[DESCRIPTION OF THE TASK]: Below are the records; reproduce all of them exactly but without any images.

[GIVEN RECORDS]:
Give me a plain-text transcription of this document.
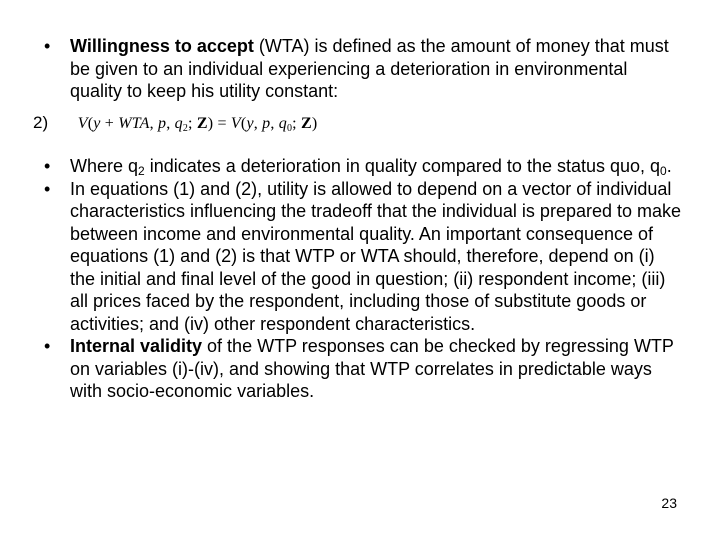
•	Willingness to accept (WTA) is defined as the amount of money that must be given to an individual experiencing a deterioration in environmental quality to keep his utility constant:
2) V(y + WTA, p, $q_2$; Z) = V(y, p, $q_0$; Z)
•	Where $q_2$ indicates a deterioration in quality compared to the status quo, $q_0$.
•	In equations (1) and (2), utility is allowed to depend on a vector of individual characteristics influencing the tradeoff that the individual is prepared to make between income and environmental quality. An important consequence of equations (1) and (2) is that WTP or WTA should, therefore, depend on (i) the initial and final level of the good in question; (ii) respondent income; (iii) all prices faced by the respondent, including those of substitute goods or activities; and (iv) other respondent characteristics.
•	Internal validity of the WTP responses can be checked by regressing WTP on variables (i)-(iv), and showing that WTP correlates in predictable ways with socio-economic variables.
23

[SOLVED PROBLEM]:
Give me a plain-text transcription of this document.
•	Willingness to accept (WTA) is defined as the amount of money that must be given to an individual experiencing a deterioration in environmental quality to keep his utility constant:
2) V(y + WTA, p, $q_2$; Z) = V(y, p, $q_0$; Z)
•	Where $q_2$ indicates a deterioration in quality compared to the status quo, $q_0$.
•	In equations (1) and (2), utility is allowed to depend on a vector of individual characteristics influencing the tradeoff that the individual is prepared to make between income and environmental quality. An important consequence of equations (1) and (2) is that WTP or WTA should, therefore, depend on (i) the initial and final level of the good in question; (ii) respondent income; (iii) all prices faced by the respondent, including those of substitute goods or activities; and (iv) other respondent characteristics.
•	Internal validity of the WTP responses can be checked by regressing WTP on variables (i)-(iv), and showing that WTP correlates in predictable ways with socio-economic variables.
23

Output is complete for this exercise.